(Saved entries)
[Begin]
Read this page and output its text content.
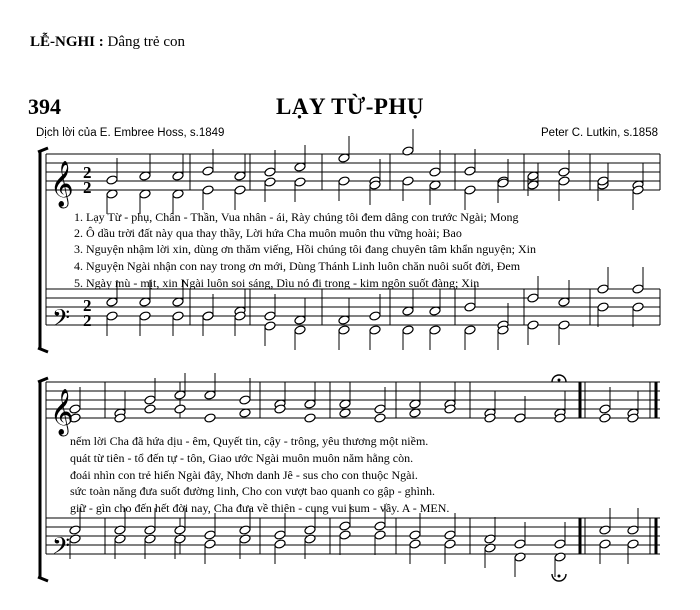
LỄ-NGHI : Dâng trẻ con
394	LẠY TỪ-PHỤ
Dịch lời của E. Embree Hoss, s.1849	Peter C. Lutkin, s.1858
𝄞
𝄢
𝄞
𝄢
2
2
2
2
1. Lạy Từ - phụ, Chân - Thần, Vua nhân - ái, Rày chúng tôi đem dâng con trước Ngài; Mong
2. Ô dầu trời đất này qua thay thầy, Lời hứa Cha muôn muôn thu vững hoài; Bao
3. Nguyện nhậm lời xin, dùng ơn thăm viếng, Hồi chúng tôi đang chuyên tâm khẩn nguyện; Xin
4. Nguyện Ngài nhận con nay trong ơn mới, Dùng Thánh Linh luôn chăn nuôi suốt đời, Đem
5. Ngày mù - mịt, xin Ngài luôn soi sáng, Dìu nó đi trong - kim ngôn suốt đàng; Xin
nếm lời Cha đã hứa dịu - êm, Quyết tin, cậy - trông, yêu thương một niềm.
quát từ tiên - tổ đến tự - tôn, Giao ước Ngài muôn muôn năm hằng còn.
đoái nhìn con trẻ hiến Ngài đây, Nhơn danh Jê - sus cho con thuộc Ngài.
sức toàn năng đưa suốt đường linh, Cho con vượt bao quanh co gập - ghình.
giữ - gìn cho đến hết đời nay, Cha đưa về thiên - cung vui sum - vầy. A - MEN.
[End]
[Begin]
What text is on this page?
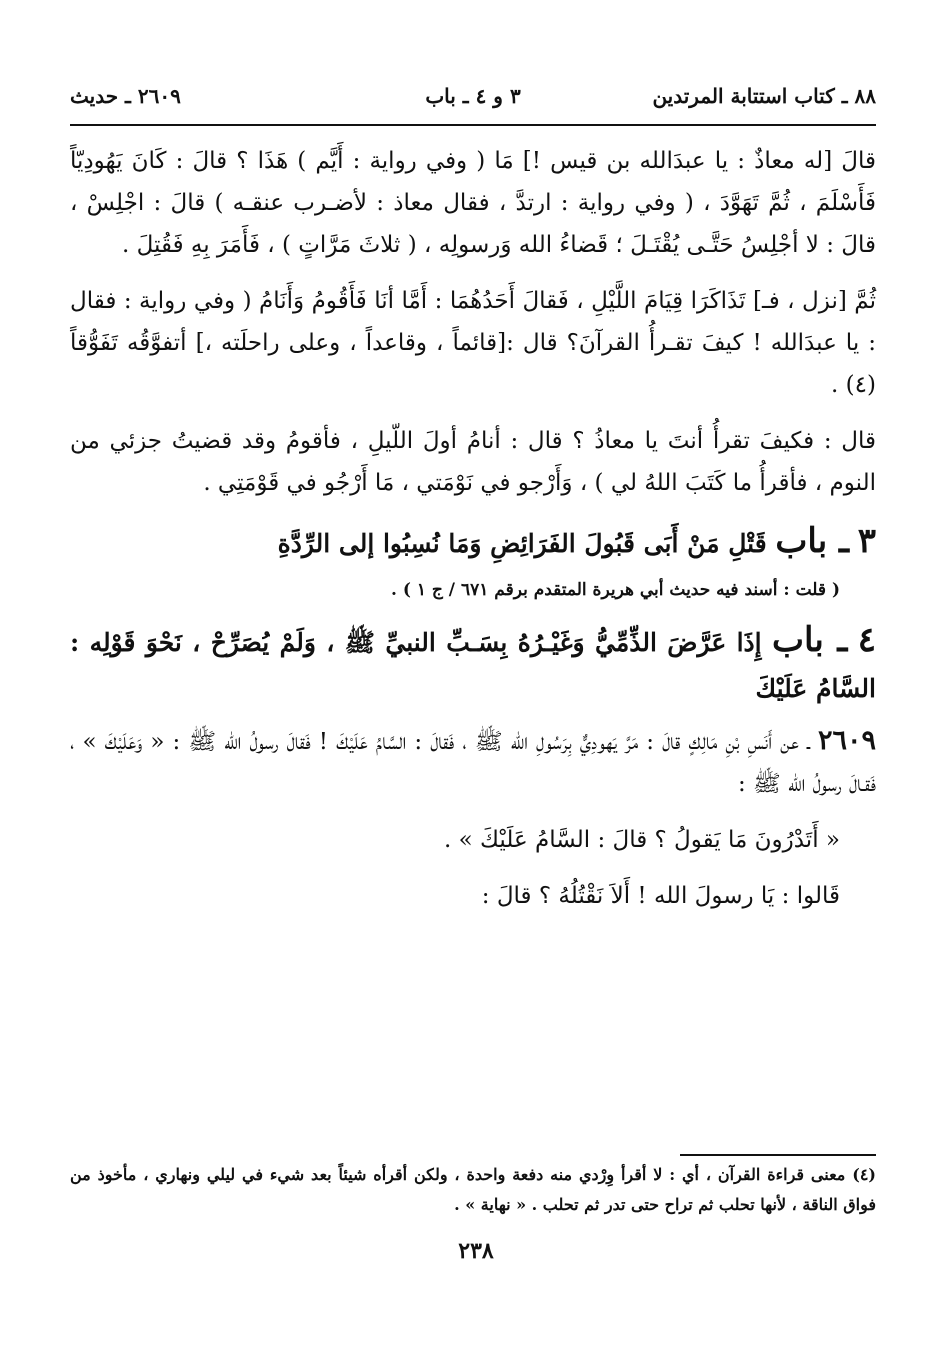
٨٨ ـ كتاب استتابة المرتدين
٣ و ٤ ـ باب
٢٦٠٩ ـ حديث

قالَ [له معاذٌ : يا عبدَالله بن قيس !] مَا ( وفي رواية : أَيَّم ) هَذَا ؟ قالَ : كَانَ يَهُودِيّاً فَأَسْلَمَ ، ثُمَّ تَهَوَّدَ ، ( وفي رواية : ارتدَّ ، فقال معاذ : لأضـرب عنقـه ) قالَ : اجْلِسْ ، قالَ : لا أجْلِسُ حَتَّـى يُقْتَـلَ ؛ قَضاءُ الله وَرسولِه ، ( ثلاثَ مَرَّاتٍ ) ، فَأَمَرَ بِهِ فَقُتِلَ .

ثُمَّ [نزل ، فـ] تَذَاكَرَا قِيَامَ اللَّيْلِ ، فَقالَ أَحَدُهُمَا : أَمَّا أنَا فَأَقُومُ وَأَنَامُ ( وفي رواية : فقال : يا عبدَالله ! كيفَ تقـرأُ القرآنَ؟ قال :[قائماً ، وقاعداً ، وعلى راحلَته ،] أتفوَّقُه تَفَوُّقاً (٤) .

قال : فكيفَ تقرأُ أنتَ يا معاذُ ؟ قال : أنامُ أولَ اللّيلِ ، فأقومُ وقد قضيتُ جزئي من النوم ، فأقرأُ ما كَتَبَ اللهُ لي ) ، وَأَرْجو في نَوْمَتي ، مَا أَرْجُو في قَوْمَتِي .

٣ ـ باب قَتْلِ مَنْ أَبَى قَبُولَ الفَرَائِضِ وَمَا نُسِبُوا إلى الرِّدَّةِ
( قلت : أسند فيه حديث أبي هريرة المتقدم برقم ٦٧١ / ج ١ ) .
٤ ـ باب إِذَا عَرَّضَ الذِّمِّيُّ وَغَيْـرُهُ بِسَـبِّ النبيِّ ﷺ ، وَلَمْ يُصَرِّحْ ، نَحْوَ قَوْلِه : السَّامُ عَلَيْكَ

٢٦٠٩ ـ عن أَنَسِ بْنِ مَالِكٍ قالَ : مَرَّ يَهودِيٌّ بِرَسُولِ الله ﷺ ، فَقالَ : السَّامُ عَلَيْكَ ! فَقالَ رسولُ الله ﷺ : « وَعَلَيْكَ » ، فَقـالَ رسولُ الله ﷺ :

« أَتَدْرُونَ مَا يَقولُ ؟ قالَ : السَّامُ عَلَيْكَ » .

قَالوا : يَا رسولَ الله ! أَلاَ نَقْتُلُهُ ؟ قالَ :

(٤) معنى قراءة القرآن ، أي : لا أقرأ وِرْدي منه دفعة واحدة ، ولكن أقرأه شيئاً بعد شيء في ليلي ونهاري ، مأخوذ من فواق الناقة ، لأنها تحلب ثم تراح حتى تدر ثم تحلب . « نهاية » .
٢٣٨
[End]
[Begin]
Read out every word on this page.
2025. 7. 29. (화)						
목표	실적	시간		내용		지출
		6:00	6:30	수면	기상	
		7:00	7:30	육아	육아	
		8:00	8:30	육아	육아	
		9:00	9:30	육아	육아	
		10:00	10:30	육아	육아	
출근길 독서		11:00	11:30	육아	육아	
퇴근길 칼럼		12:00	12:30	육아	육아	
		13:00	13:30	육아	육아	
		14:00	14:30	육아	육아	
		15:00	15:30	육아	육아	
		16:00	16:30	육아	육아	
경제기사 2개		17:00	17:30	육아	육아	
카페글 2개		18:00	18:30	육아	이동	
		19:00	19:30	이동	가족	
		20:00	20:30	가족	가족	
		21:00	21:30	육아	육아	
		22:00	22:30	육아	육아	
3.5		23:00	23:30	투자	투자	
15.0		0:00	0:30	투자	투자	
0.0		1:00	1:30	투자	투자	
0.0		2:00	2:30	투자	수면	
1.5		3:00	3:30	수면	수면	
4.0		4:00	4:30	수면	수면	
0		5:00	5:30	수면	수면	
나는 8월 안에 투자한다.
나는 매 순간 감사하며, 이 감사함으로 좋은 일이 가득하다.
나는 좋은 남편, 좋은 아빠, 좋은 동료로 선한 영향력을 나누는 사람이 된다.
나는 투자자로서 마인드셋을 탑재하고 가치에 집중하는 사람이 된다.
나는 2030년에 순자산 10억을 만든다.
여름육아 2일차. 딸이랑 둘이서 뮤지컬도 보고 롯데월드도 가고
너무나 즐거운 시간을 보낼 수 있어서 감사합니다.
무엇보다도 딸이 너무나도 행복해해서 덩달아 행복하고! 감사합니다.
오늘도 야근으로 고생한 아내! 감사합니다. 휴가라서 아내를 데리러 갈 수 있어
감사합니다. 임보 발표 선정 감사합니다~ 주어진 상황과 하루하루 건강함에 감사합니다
[End]
- Exercise objective
Go through the data above and find the lines with the word "رسول". Copy each of those lines.

- Answer for the task
قالَ [له معاذٌ : يا عبدَالله بن قيس !] مَا ( وفي رواية : أَيَّم ) هَذَا ؟ قالَ : كَانَ يَهُودِيّاً فَأَسْلَمَ ، ثُمَّ تَهَوَّدَ ، ( وفي رواية : ارتدَّ ، فقال معاذ : لأضـرب عنقـه ) قالَ : اجْلِسْ ، قالَ : لا أجْلِسُ حَتَّـى يُقْتَـلَ ؛ قَضاءُ الله وَرسولِه ، ( ثلاثَ مَرَّاتٍ ) ، فَأَمَرَ بِهِ فَقُتِلَ .
٢٦٠٩ ـ عن أَنَسِ بْنِ مَالِكٍ قالَ : مَرَّ يَهودِيٌّ بِرَسُولِ الله ﷺ ، فَقالَ : السَّامُ عَلَيْكَ ! فَقالَ رسولُ الله ﷺ : « وَعَلَيْكَ » ، فَقـالَ رسولُ الله ﷺ :
قَالوا : يَا رسولَ الله ! أَلاَ نَقْتُلُهُ ؟ قالَ :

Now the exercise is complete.